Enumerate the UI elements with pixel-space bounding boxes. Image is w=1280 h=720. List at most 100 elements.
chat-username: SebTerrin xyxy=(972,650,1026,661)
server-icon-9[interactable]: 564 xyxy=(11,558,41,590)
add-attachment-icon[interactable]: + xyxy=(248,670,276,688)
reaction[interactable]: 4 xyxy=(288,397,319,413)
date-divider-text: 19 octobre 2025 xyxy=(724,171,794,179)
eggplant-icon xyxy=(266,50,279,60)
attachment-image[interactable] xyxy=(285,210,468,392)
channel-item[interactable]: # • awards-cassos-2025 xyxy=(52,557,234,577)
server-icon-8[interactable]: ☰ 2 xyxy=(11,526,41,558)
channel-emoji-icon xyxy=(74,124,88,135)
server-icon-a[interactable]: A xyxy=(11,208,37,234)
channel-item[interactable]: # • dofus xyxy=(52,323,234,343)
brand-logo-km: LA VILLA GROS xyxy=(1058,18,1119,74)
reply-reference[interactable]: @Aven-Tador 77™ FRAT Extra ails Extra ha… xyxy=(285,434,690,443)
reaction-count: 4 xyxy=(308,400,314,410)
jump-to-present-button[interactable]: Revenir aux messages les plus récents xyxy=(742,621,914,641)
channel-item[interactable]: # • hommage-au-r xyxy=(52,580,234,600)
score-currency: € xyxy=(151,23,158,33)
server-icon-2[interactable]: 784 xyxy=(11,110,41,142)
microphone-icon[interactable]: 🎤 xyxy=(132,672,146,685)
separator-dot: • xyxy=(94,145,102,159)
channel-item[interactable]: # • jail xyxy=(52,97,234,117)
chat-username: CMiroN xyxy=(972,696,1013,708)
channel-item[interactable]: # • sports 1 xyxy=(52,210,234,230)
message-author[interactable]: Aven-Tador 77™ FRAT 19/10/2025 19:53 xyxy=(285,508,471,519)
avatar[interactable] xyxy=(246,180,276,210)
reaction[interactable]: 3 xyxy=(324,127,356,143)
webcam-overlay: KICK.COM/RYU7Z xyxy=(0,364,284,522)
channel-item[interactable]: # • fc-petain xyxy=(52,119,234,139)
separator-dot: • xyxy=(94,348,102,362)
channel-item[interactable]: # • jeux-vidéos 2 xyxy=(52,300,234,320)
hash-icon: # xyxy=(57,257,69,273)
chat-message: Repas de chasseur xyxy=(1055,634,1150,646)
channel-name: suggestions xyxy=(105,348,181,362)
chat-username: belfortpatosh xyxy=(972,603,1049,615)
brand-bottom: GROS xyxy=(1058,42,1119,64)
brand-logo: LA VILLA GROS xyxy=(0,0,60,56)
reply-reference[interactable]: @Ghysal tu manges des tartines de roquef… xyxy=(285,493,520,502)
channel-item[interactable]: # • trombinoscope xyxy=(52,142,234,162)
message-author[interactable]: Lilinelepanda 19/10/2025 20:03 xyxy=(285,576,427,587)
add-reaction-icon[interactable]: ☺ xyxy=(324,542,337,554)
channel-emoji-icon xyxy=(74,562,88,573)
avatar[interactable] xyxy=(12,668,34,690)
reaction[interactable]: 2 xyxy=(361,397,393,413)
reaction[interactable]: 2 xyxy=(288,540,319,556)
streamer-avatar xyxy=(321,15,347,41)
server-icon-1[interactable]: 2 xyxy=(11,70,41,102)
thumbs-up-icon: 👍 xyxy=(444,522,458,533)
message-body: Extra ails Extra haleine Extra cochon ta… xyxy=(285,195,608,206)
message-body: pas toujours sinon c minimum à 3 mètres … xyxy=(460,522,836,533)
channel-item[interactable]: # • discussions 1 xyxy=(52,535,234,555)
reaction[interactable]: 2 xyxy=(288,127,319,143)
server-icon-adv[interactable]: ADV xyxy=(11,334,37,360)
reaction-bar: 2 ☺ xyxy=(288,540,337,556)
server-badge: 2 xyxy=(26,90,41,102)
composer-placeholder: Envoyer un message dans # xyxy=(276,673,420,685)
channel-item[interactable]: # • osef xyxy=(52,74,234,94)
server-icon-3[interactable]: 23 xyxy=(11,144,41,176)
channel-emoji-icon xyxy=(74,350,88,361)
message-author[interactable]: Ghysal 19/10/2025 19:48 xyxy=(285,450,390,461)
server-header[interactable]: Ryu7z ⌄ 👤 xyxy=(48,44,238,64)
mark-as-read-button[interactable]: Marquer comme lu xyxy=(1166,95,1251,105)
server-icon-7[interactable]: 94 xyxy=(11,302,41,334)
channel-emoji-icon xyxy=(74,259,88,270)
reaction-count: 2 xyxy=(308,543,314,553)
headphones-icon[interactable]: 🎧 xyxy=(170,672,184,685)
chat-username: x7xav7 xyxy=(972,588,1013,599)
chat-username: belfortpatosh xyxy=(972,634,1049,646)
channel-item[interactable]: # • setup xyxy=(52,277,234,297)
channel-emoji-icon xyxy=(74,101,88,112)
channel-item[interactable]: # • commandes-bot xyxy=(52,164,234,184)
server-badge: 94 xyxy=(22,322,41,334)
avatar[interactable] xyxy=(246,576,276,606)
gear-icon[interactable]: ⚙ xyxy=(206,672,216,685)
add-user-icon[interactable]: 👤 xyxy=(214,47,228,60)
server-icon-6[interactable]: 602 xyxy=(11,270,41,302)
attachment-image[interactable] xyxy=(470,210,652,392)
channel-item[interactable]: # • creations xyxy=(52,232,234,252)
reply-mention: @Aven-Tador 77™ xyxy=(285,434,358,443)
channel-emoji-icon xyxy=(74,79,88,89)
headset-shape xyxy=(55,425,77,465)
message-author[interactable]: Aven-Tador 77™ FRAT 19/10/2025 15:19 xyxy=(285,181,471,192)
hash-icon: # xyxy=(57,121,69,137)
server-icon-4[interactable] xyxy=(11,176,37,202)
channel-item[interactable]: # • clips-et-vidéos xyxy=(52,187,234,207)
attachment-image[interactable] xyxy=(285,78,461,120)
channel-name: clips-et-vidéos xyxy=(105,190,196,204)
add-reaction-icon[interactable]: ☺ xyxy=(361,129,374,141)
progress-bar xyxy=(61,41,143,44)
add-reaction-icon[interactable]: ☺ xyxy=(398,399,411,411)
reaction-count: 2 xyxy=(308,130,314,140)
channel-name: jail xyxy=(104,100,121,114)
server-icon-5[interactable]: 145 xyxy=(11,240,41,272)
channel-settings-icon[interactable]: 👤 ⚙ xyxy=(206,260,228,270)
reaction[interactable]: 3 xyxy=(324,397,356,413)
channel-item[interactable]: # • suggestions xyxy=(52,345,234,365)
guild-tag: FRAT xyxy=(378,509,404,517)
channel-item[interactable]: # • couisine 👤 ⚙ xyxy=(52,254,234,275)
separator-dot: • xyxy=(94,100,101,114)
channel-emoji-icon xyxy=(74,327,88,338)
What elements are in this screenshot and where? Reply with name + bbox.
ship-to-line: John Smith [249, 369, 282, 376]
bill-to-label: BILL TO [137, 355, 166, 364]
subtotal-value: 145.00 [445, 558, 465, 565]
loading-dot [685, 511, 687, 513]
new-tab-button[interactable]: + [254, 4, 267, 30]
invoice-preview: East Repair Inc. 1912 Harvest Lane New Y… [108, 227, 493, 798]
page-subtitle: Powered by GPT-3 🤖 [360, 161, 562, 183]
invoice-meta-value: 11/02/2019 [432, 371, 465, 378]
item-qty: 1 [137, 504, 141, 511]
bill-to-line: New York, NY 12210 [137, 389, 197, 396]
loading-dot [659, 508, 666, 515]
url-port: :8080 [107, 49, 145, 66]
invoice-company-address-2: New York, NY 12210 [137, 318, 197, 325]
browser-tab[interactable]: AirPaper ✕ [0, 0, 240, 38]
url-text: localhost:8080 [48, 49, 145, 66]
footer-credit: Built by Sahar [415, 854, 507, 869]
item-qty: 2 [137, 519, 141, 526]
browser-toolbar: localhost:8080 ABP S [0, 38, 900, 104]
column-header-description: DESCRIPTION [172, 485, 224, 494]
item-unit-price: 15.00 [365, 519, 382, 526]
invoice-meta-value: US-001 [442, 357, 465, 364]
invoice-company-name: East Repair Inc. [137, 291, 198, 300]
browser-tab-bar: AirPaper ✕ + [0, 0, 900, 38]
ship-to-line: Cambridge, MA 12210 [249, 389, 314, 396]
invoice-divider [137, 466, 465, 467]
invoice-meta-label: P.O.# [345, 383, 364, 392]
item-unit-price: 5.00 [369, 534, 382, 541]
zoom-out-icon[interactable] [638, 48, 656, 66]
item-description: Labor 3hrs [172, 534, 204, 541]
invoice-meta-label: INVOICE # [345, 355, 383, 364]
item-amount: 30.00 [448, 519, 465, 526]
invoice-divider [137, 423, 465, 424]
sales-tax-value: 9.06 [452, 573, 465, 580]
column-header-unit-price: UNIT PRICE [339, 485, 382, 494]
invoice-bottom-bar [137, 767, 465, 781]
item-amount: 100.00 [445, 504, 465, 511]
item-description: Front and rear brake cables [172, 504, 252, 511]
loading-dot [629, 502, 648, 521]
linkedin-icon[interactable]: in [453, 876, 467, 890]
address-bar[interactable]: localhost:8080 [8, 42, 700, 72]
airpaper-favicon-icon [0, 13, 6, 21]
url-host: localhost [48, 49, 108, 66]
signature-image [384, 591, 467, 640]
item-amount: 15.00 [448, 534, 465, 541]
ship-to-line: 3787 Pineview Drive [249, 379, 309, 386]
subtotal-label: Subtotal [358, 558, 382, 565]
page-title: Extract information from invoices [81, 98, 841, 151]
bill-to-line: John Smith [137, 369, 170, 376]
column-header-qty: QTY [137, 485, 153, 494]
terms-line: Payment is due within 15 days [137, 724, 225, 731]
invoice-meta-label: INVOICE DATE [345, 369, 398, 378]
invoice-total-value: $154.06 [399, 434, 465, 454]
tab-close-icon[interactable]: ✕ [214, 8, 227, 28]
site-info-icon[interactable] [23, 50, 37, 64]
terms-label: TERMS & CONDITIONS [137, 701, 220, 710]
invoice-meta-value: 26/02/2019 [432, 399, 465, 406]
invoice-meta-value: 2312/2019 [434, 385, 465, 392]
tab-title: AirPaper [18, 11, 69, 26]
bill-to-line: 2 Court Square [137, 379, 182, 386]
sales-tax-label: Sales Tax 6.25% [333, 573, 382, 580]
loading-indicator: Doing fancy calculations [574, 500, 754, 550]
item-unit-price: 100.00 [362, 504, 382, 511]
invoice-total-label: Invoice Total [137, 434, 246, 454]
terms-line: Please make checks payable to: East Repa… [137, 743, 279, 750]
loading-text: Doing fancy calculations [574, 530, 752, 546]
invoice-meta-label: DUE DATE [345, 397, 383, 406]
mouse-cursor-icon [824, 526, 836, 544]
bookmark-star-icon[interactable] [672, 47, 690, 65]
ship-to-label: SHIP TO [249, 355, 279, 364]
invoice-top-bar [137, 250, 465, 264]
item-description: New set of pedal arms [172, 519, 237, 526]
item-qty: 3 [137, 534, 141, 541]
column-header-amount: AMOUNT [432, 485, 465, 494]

———

- EXERCISE DETAILS:
Please copy the records exactly, starting at the start and ending at the line that contains "reaction-count: 4 xyxy=(308,400,314,410)".

- RESULT OF THIS EXERCISE:
Enumerate the UI elements with pixel-space bounding boxes. Image is w=1280 h=720. List at most 100 elements.
chat-username: SebTerrin xyxy=(972,650,1026,661)
server-icon-9[interactable]: 564 xyxy=(11,558,41,590)
add-attachment-icon[interactable]: + xyxy=(248,670,276,688)
reaction[interactable]: 4 xyxy=(288,397,319,413)
date-divider-text: 19 octobre 2025 xyxy=(724,171,794,179)
eggplant-icon xyxy=(266,50,279,60)
attachment-image[interactable] xyxy=(285,210,468,392)
channel-item[interactable]: # • awards-cassos-2025 xyxy=(52,557,234,577)
server-icon-8[interactable]: ☰ 2 xyxy=(11,526,41,558)
channel-emoji-icon xyxy=(74,124,88,135)
server-icon-a[interactable]: A xyxy=(11,208,37,234)
channel-item[interactable]: # • dofus xyxy=(52,323,234,343)
brand-logo-km: LA VILLA GROS xyxy=(1058,18,1119,74)
reply-reference[interactable]: @Aven-Tador 77™ FRAT Extra ails Extra ha… xyxy=(285,434,690,443)
reaction-count: 4 xyxy=(308,400,314,410)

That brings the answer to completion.